(Records for this exercise):
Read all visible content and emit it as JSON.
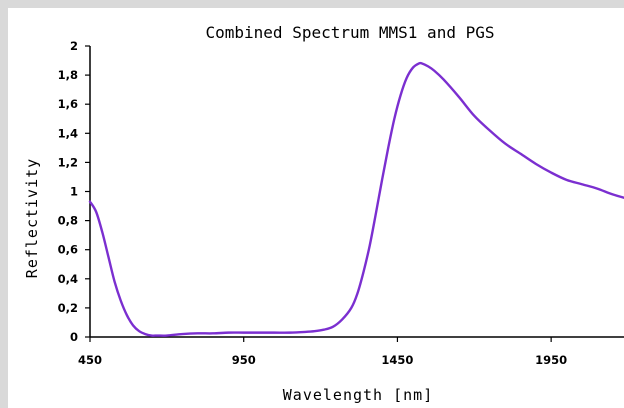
{
  "chart_data": {
    "type": "line",
    "title": "Combined Spectrum MMS1 and PGS",
    "xlabel": "Wavelength [nm]",
    "ylabel": "Reflectivity",
    "xlim": [
      450,
      2200
    ],
    "ylim": [
      0,
      2
    ],
    "x_ticks": [
      450,
      950,
      1450,
      1950
    ],
    "x_tick_labels": [
      "450",
      "950",
      "1450",
      "1950"
    ],
    "y_ticks": [
      0,
      0.2,
      0.4,
      0.6,
      0.8,
      1,
      1.2,
      1.4,
      1.6,
      1.8,
      2
    ],
    "y_tick_labels": [
      "0",
      "0,2",
      "0,4",
      "0,6",
      "0,8",
      "1",
      "1,2",
      "1,4",
      "1,6",
      "1,8",
      "2"
    ],
    "grid": false,
    "legend": "none",
    "series": [
      {
        "color": "#7b2fd0",
        "x": [
          450,
          470,
          490,
          510,
          530,
          550,
          570,
          590,
          610,
          630,
          650,
          670,
          700,
          750,
          800,
          850,
          900,
          950,
          1000,
          1050,
          1100,
          1150,
          1180,
          1210,
          1240,
          1270,
          1300,
          1320,
          1340,
          1360,
          1380,
          1400,
          1420,
          1440,
          1460,
          1480,
          1500,
          1520,
          1530,
          1550,
          1570,
          1600,
          1650,
          1700,
          1750,
          1800,
          1850,
          1900,
          1950,
          2000,
          2050,
          2100,
          2150,
          2200
        ],
        "y": [
          0.93,
          0.86,
          0.72,
          0.55,
          0.38,
          0.25,
          0.15,
          0.08,
          0.04,
          0.02,
          0.01,
          0.01,
          0.01,
          0.02,
          0.025,
          0.025,
          0.03,
          0.03,
          0.03,
          0.03,
          0.03,
          0.035,
          0.04,
          0.05,
          0.07,
          0.12,
          0.2,
          0.3,
          0.45,
          0.63,
          0.85,
          1.08,
          1.3,
          1.5,
          1.66,
          1.78,
          1.85,
          1.88,
          1.88,
          1.86,
          1.83,
          1.77,
          1.65,
          1.52,
          1.42,
          1.33,
          1.26,
          1.19,
          1.13,
          1.08,
          1.05,
          1.02,
          0.98,
          0.95
        ]
      }
    ]
  }
}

(Prompt): Reproduce the listing exactly. Leave its pictures out.

(Reply to the exercise):
Read all visible content and emit it as JSON.
{
  "chart_data": {
    "type": "line",
    "title": "Combined Spectrum MMS1 and PGS",
    "xlabel": "Wavelength [nm]",
    "ylabel": "Reflectivity",
    "xlim": [
      450,
      2200
    ],
    "ylim": [
      0,
      2
    ],
    "x_ticks": [
      450,
      950,
      1450,
      1950
    ],
    "x_tick_labels": [
      "450",
      "950",
      "1450",
      "1950"
    ],
    "y_ticks": [
      0,
      0.2,
      0.4,
      0.6,
      0.8,
      1,
      1.2,
      1.4,
      1.6,
      1.8,
      2
    ],
    "y_tick_labels": [
      "0",
      "0,2",
      "0,4",
      "0,6",
      "0,8",
      "1",
      "1,2",
      "1,4",
      "1,6",
      "1,8",
      "2"
    ],
    "grid": false,
    "legend": "none",
    "series": [
      {
        "color": "#7b2fd0",
        "x": [
          450,
          470,
          490,
          510,
          530,
          550,
          570,
          590,
          610,
          630,
          650,
          670,
          700,
          750,
          800,
          850,
          900,
          950,
          1000,
          1050,
          1100,
          1150,
          1180,
          1210,
          1240,
          1270,
          1300,
          1320,
          1340,
          1360,
          1380,
          1400,
          1420,
          1440,
          1460,
          1480,
          1500,
          1520,
          1530,
          1550,
          1570,
          1600,
          1650,
          1700,
          1750,
          1800,
          1850,
          1900,
          1950,
          2000,
          2050,
          2100,
          2150,
          2200
        ],
        "y": [
          0.93,
          0.86,
          0.72,
          0.55,
          0.38,
          0.25,
          0.15,
          0.08,
          0.04,
          0.02,
          0.01,
          0.01,
          0.01,
          0.02,
          0.025,
          0.025,
          0.03,
          0.03,
          0.03,
          0.03,
          0.03,
          0.035,
          0.04,
          0.05,
          0.07,
          0.12,
          0.2,
          0.3,
          0.45,
          0.63,
          0.85,
          1.08,
          1.3,
          1.5,
          1.66,
          1.78,
          1.85,
          1.88,
          1.88,
          1.86,
          1.83,
          1.77,
          1.65,
          1.52,
          1.42,
          1.33,
          1.26,
          1.19,
          1.13,
          1.08,
          1.05,
          1.02,
          0.98,
          0.95
        ]
      }
    ]
  }
}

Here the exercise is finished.